Page excerpt |
An online effort to prevent the release of indie horror movie "Del Playa" is picking up steam, with thousands signing a petition that claims the movie is inspired by the deadly Isla Vista rampage at University of California, Santa Barbara.
"Del Playa’s" trailer, posted on YouTube on Wednesday, sparked the creation of a change.org petition, which seeks to halt the release of the "insensitive and untimely" film instead of allowing it to monetize the "helplessness and horror felt by the Isla Vista community.” It had picked up 23,534 signatures as of Monday evening.
The movie, named after Del Playa Drive near the university's campus, depicts a college student who becomes a killer after he is rejected and bullied by other students. Its poster declares, "Monsters aren’t born. They are created."
Kelly Wang, the mother of one of Rodger’s victims, George Chen, told NBC Bay Area that it is "immoral" to base entertainment on and make profits from "real-life" brutality and murder.
"I'm very concerned that when the movie comes out, it will mislead some young people to ... make themselves famous by being more deadly, more brutal, more savage," said Wang, who believes that "Del Playa" sends the wrong message by glorifying a killer’s actions.
Petitioners believe the film’s premise hits too close to home for the beachside Santa Barbara County community of Isla Vista, where Rodger, who wrote a so-called manifesto filled with resentment at being unable to find a girlfriend, killed six people before shooting himself on May 23, 2014. Three of the victims were from the Bay Area.
The bloodshed began in an apartment, which the 22-year-old shared with two of his victims, whom he stabbed to death. He also killed his roommates’ friend and dumped his body in the bathroom.
Rodger’s rampage continued when he climbed into his BMW and sped through Isla Vista. He gunned down three people and injured 14 more – by shooting at them or striking them with his car – before taking his own life – all within 10 minutes.
Last week, the movie's director, Shaun Hart wrote on the trailer's YouTube page that the movie was not based on Rodger, but was meant to initiate a larger discussion about bullying.
But Kate Nollner, who spearheaded the petition, said: "It is clear that the creators of this film conceived their idea immediately after the Isla Vista shootings, seeking to profit off the horror felt by the students and community.”
Nollner's LinkedIn profile indicates that she studied at UC Santa Barbara.
Her petition blasts "Del Playa” for giving notoriety to the "actions of a disturbed individual who does not deserve to be memorialized in film" and "[making] light of the tragedy faced by the entire Isla Vista/UCSB community."
Hart apologized to people offended by the making of the film but did not comment on the petition or respond to requests to change "Del Playa’s" name or for its filmmakers to contribute to a memorial fund for Rodger’s victims.
"While I do admit there is the connection of Santa Barbara, this film is not about Elliot Rodger," he wrote. "The fictional character in the film is not meant to portray anyone in particular. It is meant to portray incidents that take place, not only in Santa Barbara, but across the country on a daily basis.
"Our intentions were not to make light of such a serious issue, but to engage our audience in an active discussion about bullying and violence," he continued.
Hart, a UC Santa Barbara alum who lived on Del Playa Drive, also said that Rodger’s actions felt like a "knife to [his] heart."
The creators of "Del Playa," Berger Bros Entertainment, have not said when the movie is expected to be released.
NBC Bay Area's Kim Yonenaka contributed to this report.

Data listing |

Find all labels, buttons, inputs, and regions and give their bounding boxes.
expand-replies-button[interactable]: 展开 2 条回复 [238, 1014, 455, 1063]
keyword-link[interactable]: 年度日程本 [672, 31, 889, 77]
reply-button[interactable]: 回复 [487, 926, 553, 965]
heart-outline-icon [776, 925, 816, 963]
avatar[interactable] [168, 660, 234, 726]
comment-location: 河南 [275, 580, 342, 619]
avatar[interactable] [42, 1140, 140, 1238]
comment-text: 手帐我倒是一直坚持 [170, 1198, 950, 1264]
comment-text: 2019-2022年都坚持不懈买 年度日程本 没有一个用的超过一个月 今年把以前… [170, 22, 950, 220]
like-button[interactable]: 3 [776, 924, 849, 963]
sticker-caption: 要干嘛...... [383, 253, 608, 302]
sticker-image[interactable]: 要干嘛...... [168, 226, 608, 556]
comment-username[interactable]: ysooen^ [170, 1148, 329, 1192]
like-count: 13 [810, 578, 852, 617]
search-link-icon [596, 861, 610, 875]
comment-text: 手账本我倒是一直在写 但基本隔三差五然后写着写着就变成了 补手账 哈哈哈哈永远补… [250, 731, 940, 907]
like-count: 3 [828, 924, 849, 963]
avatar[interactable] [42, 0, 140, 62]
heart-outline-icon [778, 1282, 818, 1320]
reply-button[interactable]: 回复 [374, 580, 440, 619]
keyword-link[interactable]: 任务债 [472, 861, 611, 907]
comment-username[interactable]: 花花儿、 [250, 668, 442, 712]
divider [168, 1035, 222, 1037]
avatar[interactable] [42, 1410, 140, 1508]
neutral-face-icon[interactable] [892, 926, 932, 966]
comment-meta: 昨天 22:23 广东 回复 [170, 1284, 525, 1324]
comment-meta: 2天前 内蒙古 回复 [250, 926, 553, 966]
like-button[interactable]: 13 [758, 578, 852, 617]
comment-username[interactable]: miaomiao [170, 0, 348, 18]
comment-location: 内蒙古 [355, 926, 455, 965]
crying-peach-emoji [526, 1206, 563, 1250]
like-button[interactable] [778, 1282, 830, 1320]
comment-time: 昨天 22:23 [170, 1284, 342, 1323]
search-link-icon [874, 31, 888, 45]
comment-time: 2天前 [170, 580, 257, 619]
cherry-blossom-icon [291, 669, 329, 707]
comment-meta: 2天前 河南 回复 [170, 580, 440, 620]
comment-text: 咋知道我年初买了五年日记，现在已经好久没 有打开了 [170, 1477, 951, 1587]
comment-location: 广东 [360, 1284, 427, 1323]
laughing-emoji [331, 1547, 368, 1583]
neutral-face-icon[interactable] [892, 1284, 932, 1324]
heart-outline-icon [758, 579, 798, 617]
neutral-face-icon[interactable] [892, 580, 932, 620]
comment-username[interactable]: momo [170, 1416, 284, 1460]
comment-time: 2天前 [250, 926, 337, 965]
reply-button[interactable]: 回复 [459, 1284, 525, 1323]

The problem | Reproduce word for word the part of the article on the "Del Playa" petition that runs between "Petitioners believe the" and "in the bathroom.", inclusive.

Solved exercise |
Petitioners believe the film’s premise hits too close to home for the beachside Santa Barbara County community of Isla Vista, where Rodger, who wrote a so-called manifesto filled with resentment at being unable to find a girlfriend, killed six people before shooting himself on May 23, 2014. Three of the victims were from the Bay Area.
The bloodshed began in an apartment, which the 22-year-old shared with two of his victims, whom he stabbed to death. He also killed his roommates’ friend and dumped his body in the bathroom.